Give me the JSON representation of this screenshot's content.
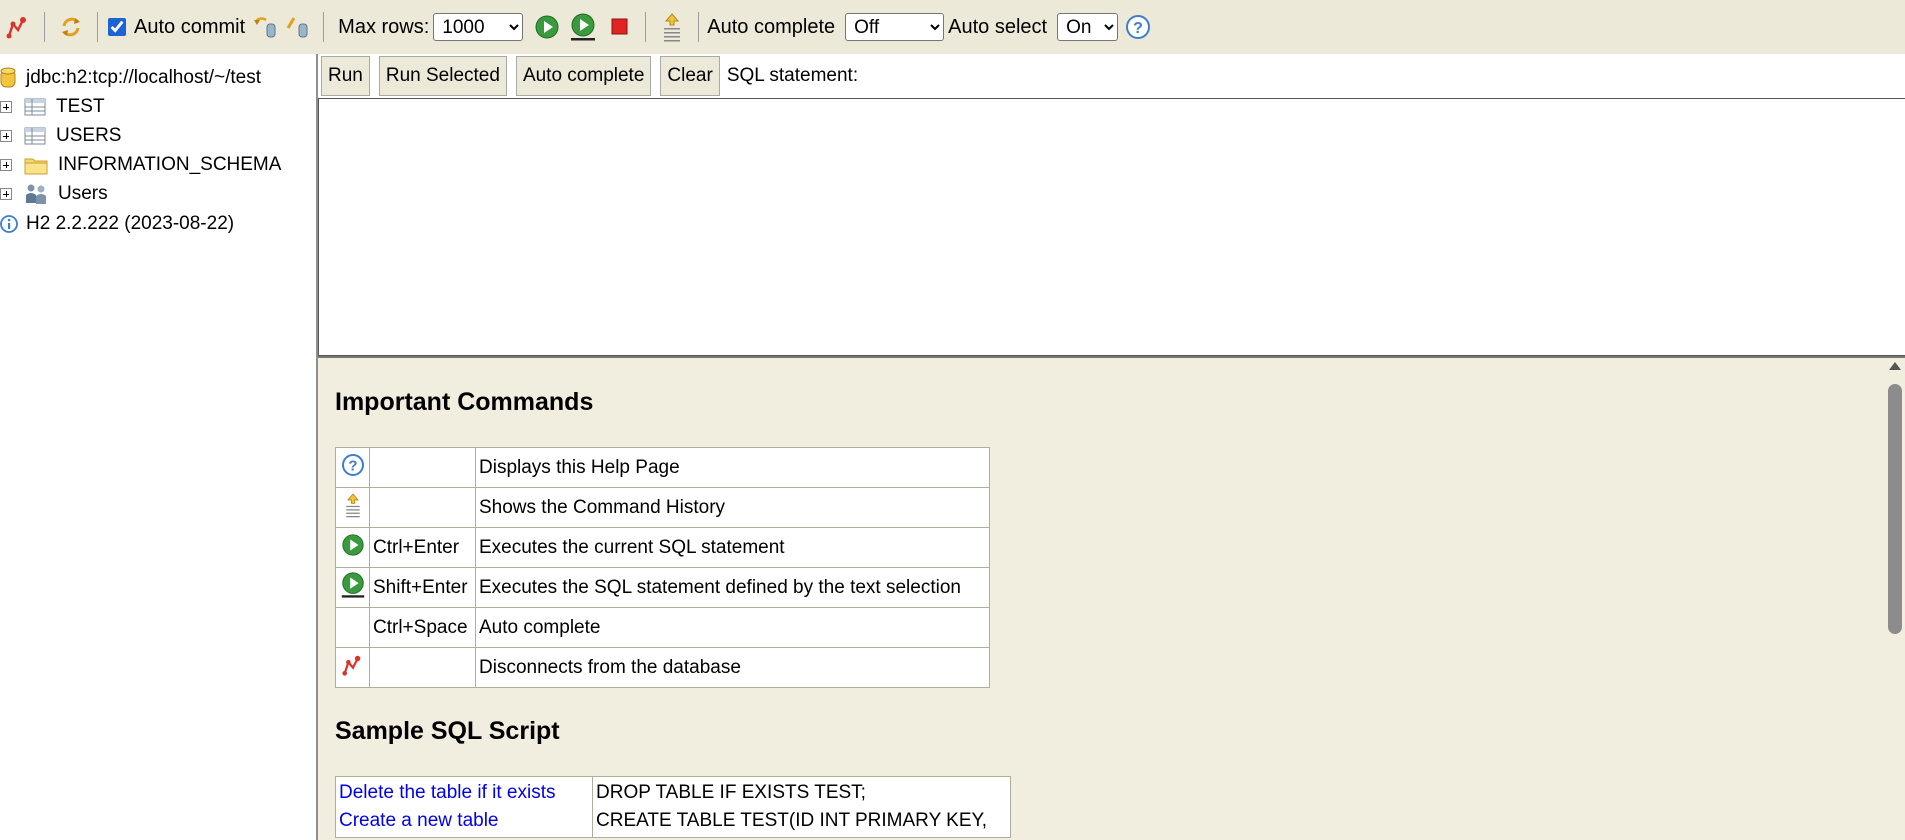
{
  "toolbar": {
    "auto_commit_label": "Auto commit",
    "auto_commit_checked": true,
    "max_rows_label": "Max rows:",
    "max_rows_value": "1000",
    "auto_complete_label": "Auto complete",
    "auto_complete_value": "Off",
    "auto_select_label": "Auto select",
    "auto_select_value": "On"
  },
  "tree": {
    "connection": "jdbc:h2:tcp://localhost/~/test",
    "items": [
      {
        "label": "TEST",
        "icon": "table-icon"
      },
      {
        "label": "USERS",
        "icon": "table-icon"
      },
      {
        "label": "INFORMATION_SCHEMA",
        "icon": "folder-icon"
      },
      {
        "label": "Users",
        "icon": "users-icon"
      }
    ],
    "version": "H2 2.2.222 (2023-08-22)"
  },
  "query": {
    "run_label": "Run",
    "run_selected_label": "Run Selected",
    "auto_complete_label": "Auto complete",
    "clear_label": "Clear",
    "sql_statement_label": "SQL statement:"
  },
  "help": {
    "important_title": "Important Commands",
    "commands": [
      {
        "icon": "help-icon",
        "key": "",
        "description": "Displays this Help Page"
      },
      {
        "icon": "history-icon",
        "key": "",
        "description": "Shows the Command History"
      },
      {
        "icon": "run-icon",
        "key": "Ctrl+Enter",
        "description": "Executes the current SQL statement"
      },
      {
        "icon": "run-selected-icon",
        "key": "Shift+Enter",
        "description": "Executes the SQL statement defined by the text selection"
      },
      {
        "icon": "",
        "key": "Ctrl+Space",
        "description": "Auto complete"
      },
      {
        "icon": "disconnect-icon",
        "key": "",
        "description": "Disconnects from the database"
      }
    ],
    "sample_title": "Sample SQL Script",
    "sample_links": [
      "Delete the table if it exists",
      "Create a new table"
    ],
    "sample_sql": [
      "DROP TABLE IF EXISTS TEST;",
      "CREATE TABLE TEST(ID INT PRIMARY KEY,"
    ]
  }
}
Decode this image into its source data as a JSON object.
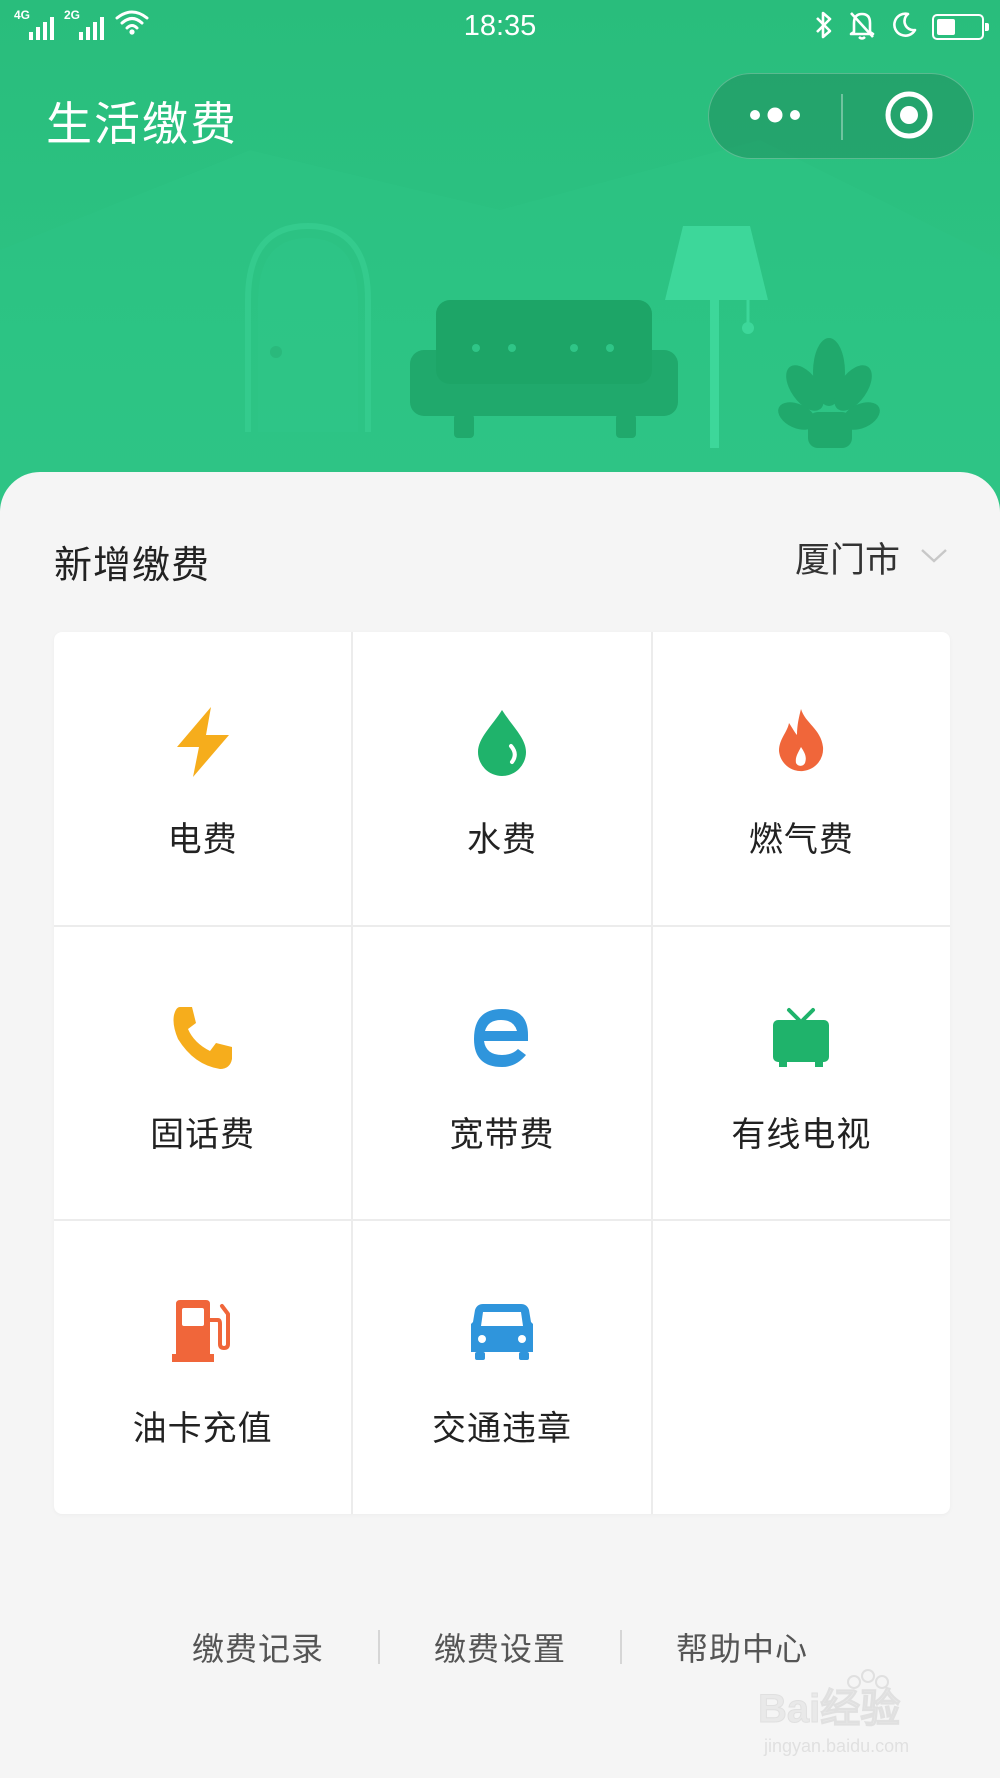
{
  "status_bar": {
    "time": "18:35",
    "sim1": "4G",
    "sim2": "2G",
    "icons": [
      "signal-icon",
      "wifi-icon",
      "bluetooth-icon",
      "alarm-icon",
      "moon-icon",
      "battery-icon"
    ],
    "battery_level": 0.45
  },
  "header": {
    "title": "生活缴费",
    "capsule_icons": [
      "more-icon",
      "close-target-icon"
    ]
  },
  "section": {
    "title": "新增缴费",
    "city": "厦门市"
  },
  "services": [
    {
      "label": "电费",
      "icon": "lightning-icon",
      "color": "#f6ad1c"
    },
    {
      "label": "水费",
      "icon": "water-drop-icon",
      "color": "#1fb36b"
    },
    {
      "label": "燃气费",
      "icon": "flame-icon",
      "color": "#f0663a"
    },
    {
      "label": "固话费",
      "icon": "phone-icon",
      "color": "#f6ad1c"
    },
    {
      "label": "宽带费",
      "icon": "broadband-e-icon",
      "color": "#2f95dc"
    },
    {
      "label": "有线电视",
      "icon": "tv-icon",
      "color": "#1fb36b"
    },
    {
      "label": "油卡充值",
      "icon": "fuel-pump-icon",
      "color": "#f0663a"
    },
    {
      "label": "交通违章",
      "icon": "car-icon",
      "color": "#2f95dc"
    }
  ],
  "footer": {
    "links": [
      "缴费记录",
      "缴费设置",
      "帮助中心"
    ]
  },
  "watermark": {
    "text": "Bai经验",
    "url": "jingyan.baidu.com"
  },
  "colors": {
    "header_green": "#2cc282",
    "card_bg": "#f5f5f5"
  }
}
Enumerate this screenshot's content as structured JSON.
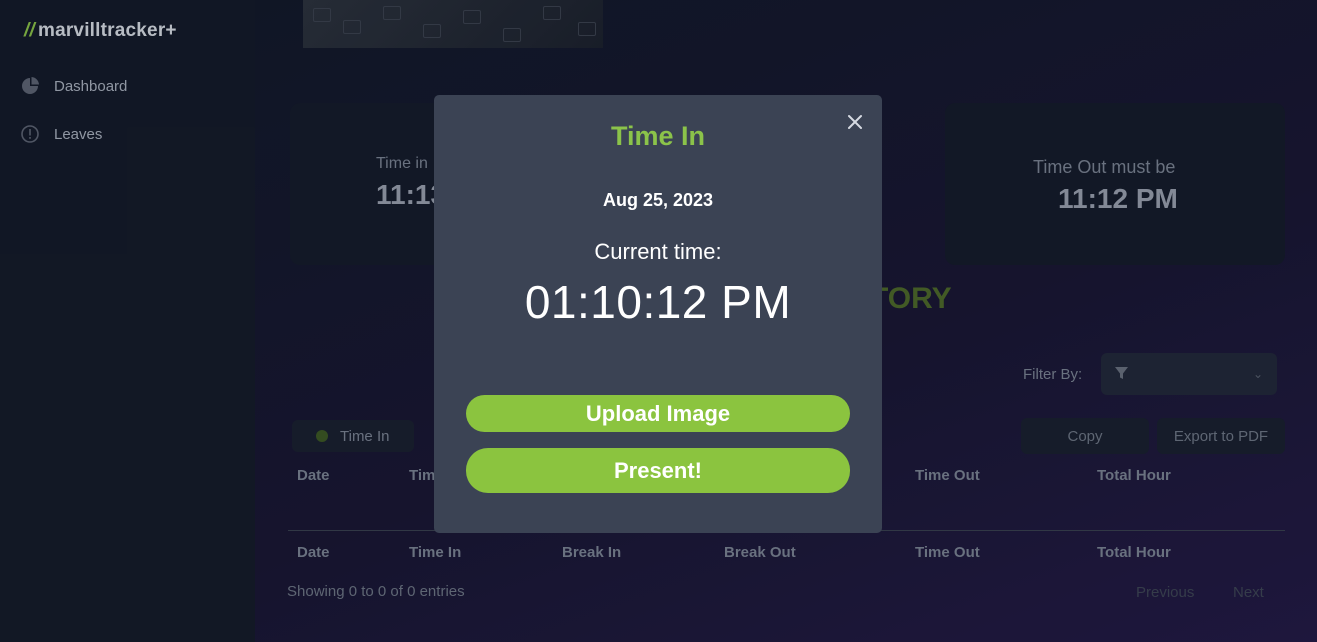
{
  "sidebar": {
    "logo": "marvilltracker+",
    "items": [
      {
        "label": "Dashboard",
        "icon": "pie-chart-icon"
      },
      {
        "label": "Leaves",
        "icon": "alert-circle-icon"
      }
    ]
  },
  "cards": {
    "time_in_label": "Time in",
    "time_in_value": "11:13",
    "time_out_label": "Time Out must be",
    "time_out_value": "11:12 PM"
  },
  "history": {
    "title_visible": "TORY",
    "filter_label": "Filter By:",
    "toggle_label": "Time In",
    "copy_label": "Copy",
    "export_label": "Export to PDF",
    "columns": [
      "Date",
      "Time In",
      "Break In",
      "Break Out",
      "Time Out",
      "Total Hour"
    ],
    "header_visible": [
      "Date",
      "Tim",
      "",
      "",
      "Time Out",
      "Total Hour"
    ],
    "showing": "Showing 0 to 0 of 0 entries",
    "prev_label": "Previous",
    "next_label": "Next"
  },
  "modal": {
    "title": "Time In",
    "date": "Aug 25, 2023",
    "current_time_label": "Current time:",
    "current_time": "01:10:12 PM",
    "upload_label": "Upload Image",
    "present_label": "Present!"
  },
  "colors": {
    "accent_green": "#8bc43f",
    "modal_bg": "#3b4354",
    "page_bg": "#0f1424"
  }
}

Do this:
Out of the preceding entries, pull every line containing the string "content".

Exercise answer:
Give me the JSON representation of this screenshot's content.
Enumerate this screenshot's content as structured JSON.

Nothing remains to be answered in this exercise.